§ **Prompt**: Pick out each line containing the string "Bildnerisches".
** START Data for the task **
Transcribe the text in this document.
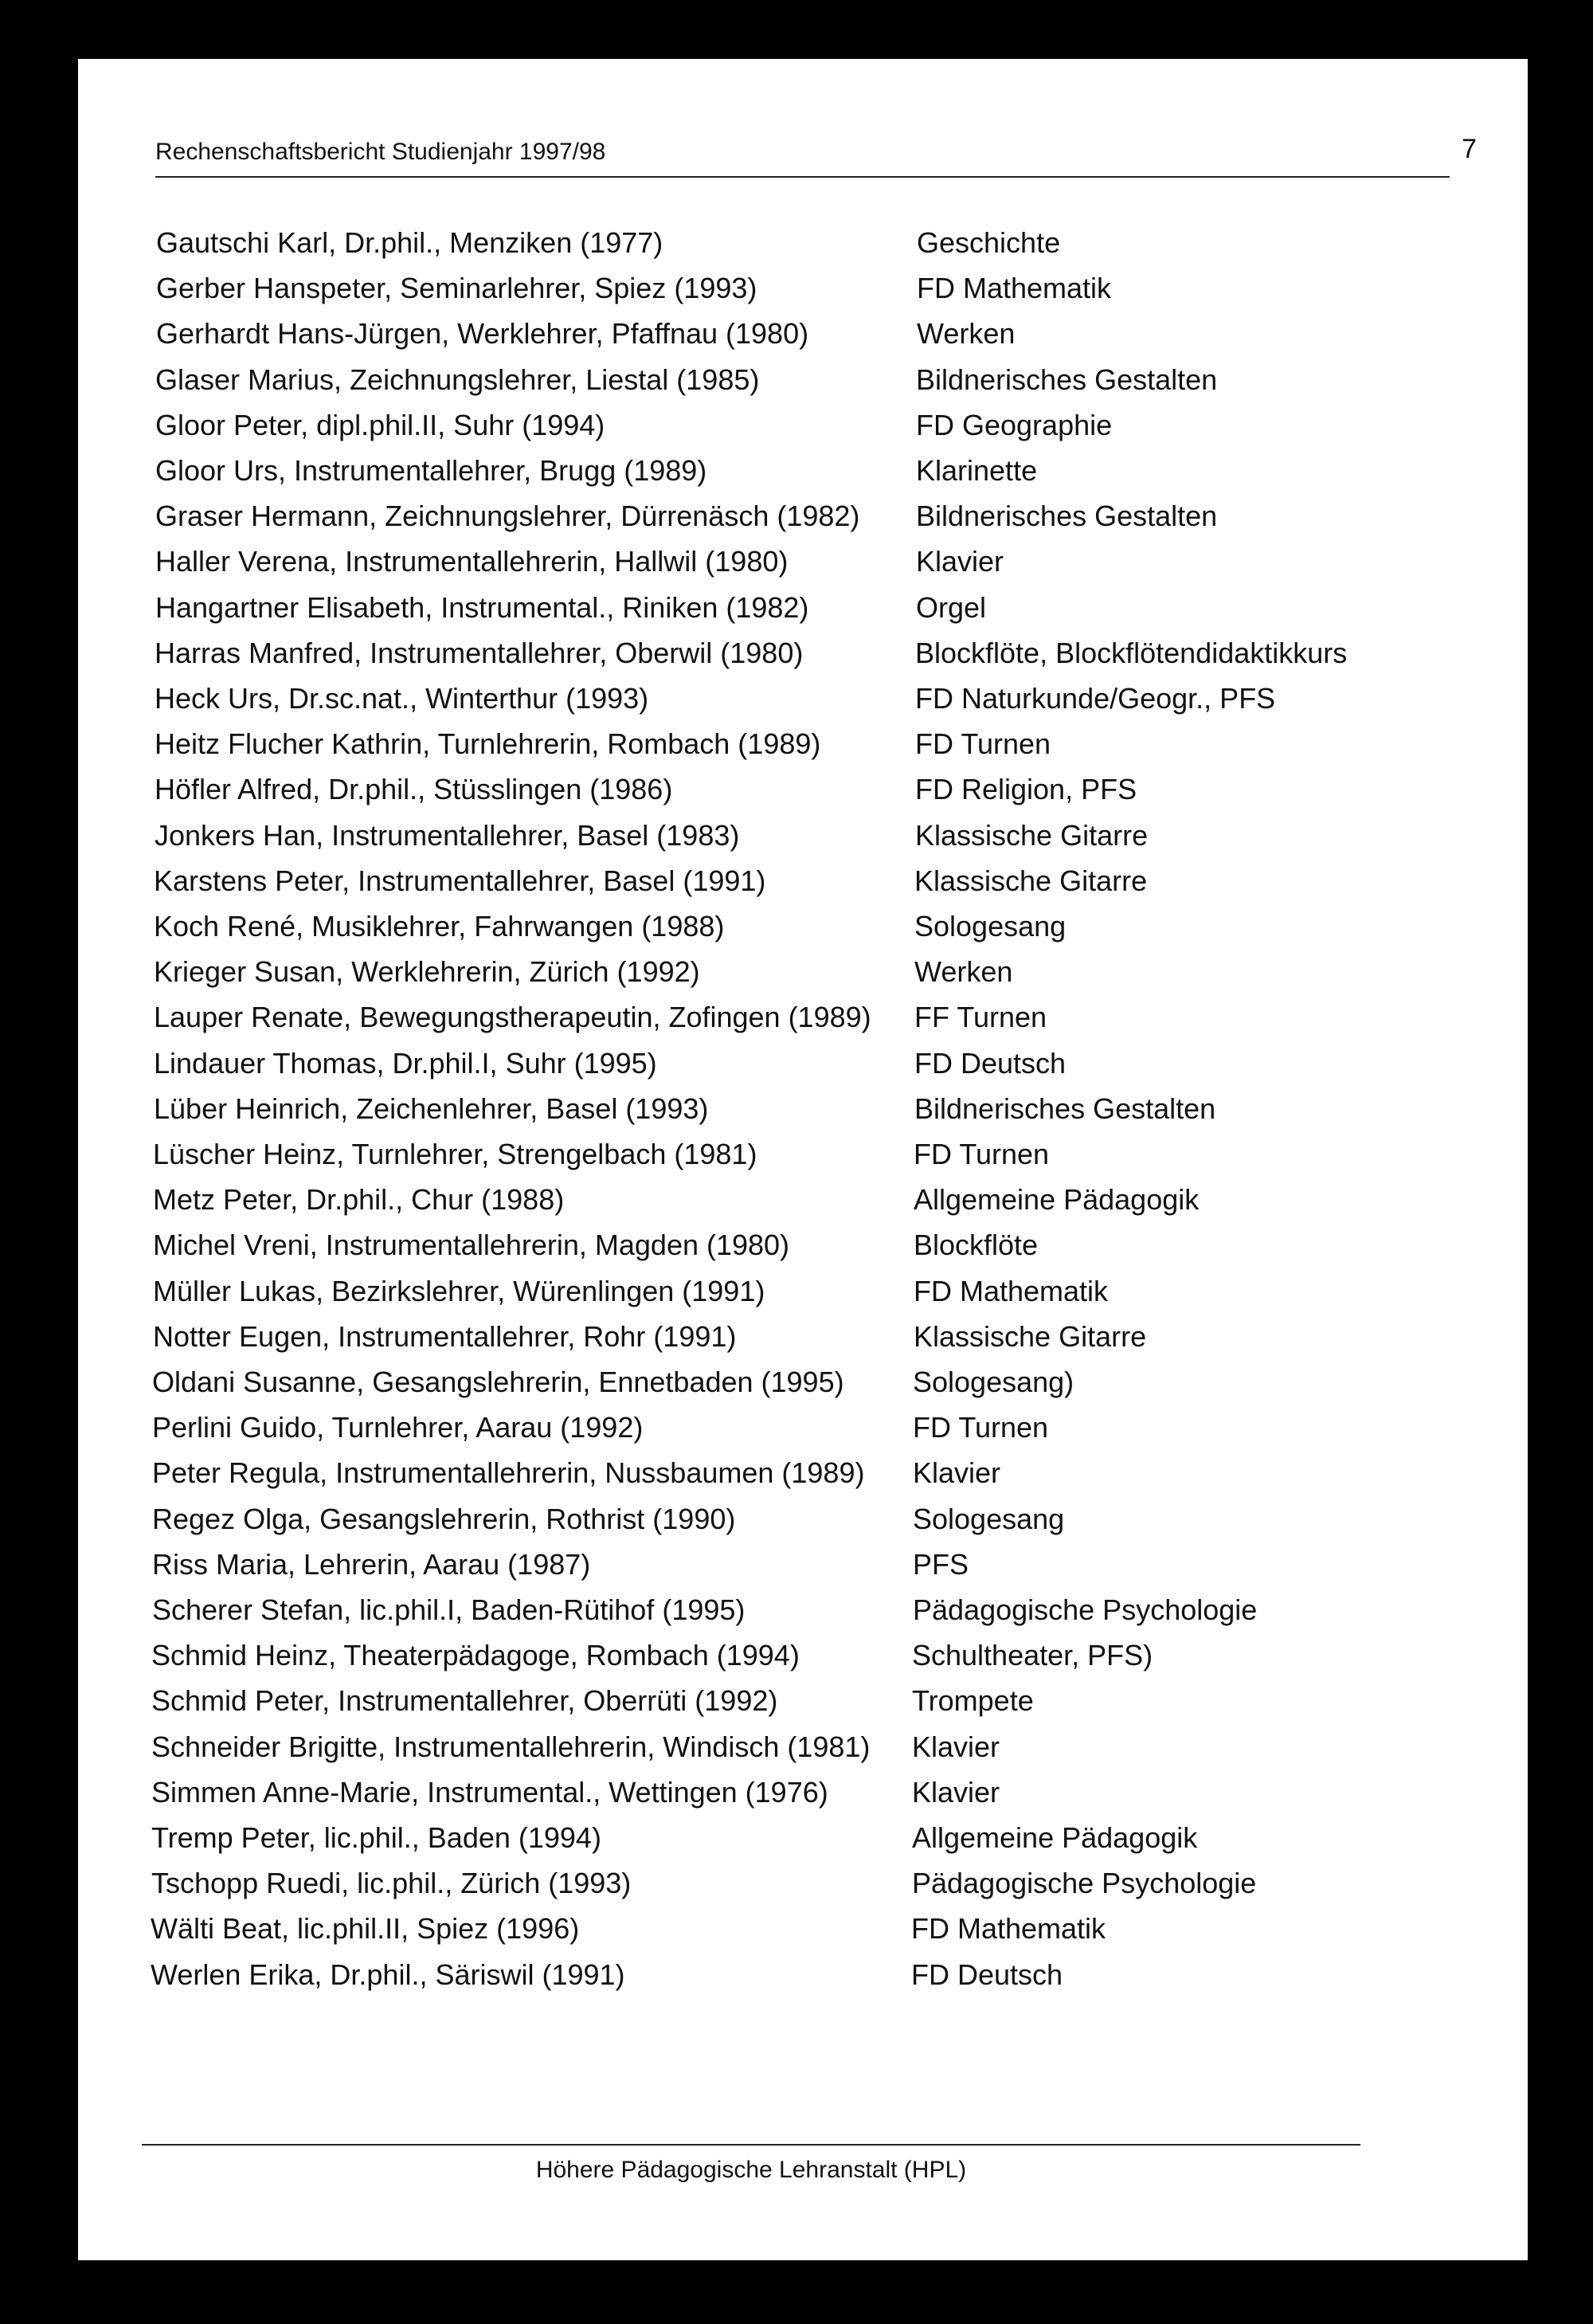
Rechenschaftsbericht Studienjahr 1997/98	7
Gautschi Karl, Dr.phil., Menziken (1977)	Geschichte
Gerber Hanspeter, Seminarlehrer, Spiez (1993)	FD Mathematik
Gerhardt Hans-Jürgen, Werklehrer, Pfaffnau (1980)	Werken
Glaser Marius, Zeichnungslehrer, Liestal (1985)	Bildnerisches Gestalten
Gloor Peter, dipl.phil.II, Suhr (1994)	FD Geographie
Gloor Urs, Instrumentallehrer, Brugg (1989)	Klarinette
Graser Hermann, Zeichnungslehrer, Dürrenäsch (1982) Bildnerisches Gestalten
Haller Verena, Instrumentallehrerin, Hallwil (1980)	Klavier
Hangartner Elisabeth, Instrumental., Riniken (1982)	Orgel
Harras Manfred, Instrumentallehrer, Oberwil (1980)	Blockflöte, Blockflötendidaktikkurs
Heck Urs, Dr.sc.nat., Winterthur (1993)	FD Naturkunde/Geogr., PFS
Heitz Flucher Kathrin, Turnlehrerin, Rombach (1989)	FD Turnen
Höfler Alfred, Dr.phil., Stüsslingen (1986)	FD Religion, PFS
Jonkers Han, Instrumentallehrer, Basel (1983)	Klassische Gitarre
Karstens Peter, Instrumentallehrer, Basel (1991)	Klassische Gitarre
Koch René, Musiklehrer, Fahrwangen (1988)	Sologesang
Krieger Susan, Werklehrerin, Zürich (1992)	Werken
Lauper Renate, Bewegungstherapeutin, Zofingen (1989) FF Turnen
Lindauer Thomas, Dr.phil.I, Suhr (1995)	FD Deutsch
Lüber Heinrich, Zeichenlehrer, Basel (1993)	Bildnerisches Gestalten
Lüscher Heinz, Turnlehrer, Strengelbach (1981)	FD Turnen
Metz Peter, Dr.phil., Chur (1988)	Allgemeine Pädagogik
Michel Vreni, Instrumentallehrerin, Magden (1980)	Blockflöte
Müller Lukas, Bezirkslehrer, Würenlingen (1991)	FD Mathematik
Notter Eugen, Instrumentallehrer, Rohr (1991)	Klassische Gitarre
Oldani Susanne, Gesangslehrerin, Ennetbaden (1995) Sologesang)
Perlini Guido, Turnlehrer, Aarau (1992)	FD Turnen
Peter Regula, Instrumentallehrerin, Nussbaumen (1989) Klavier
Regez Olga, Gesangslehrerin, Rothrist (1990)	Sologesang
Riss Maria, Lehrerin, Aarau (1987)	PFS
Scherer Stefan, lic.phil.I, Baden-Rütihof (1995)	Pädagogische Psychologie
Schmid Heinz, Theaterpädagoge, Rombach (1994)	Schultheater, PFS)
Schmid Peter, Instrumentallehrer, Oberrüti (1992)	Trompete
Schneider Brigitte, Instrumentallehrerin, Windisch (1981) Klavier
Simmen Anne-Marie, Instrumental., Wettingen (1976)	Klavier
Tremp Peter, lic.phil., Baden (1994)	Allgemeine Pädagogik
Tschopp Ruedi, lic.phil., Zürich (1993)	Pädagogische Psychologie
Wälti Beat, lic.phil.II, Spiez (1996)	FD Mathematik
Werlen Erika, Dr.phil., Säriswil (1991)	FD Deutsch
Höhere Pädagogische Lehranstalt (HPL)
** END Data for the task **
§ **Task solution**:
Glaser Marius, Zeichnungslehrer, Liestal (1985)	Bildnerisches Gestalten
Graser Hermann, Zeichnungslehrer, Dürrenäsch (1982) Bildnerisches Gestalten
Lüber Heinrich, Zeichenlehrer, Basel (1993)	Bildnerisches Gestalten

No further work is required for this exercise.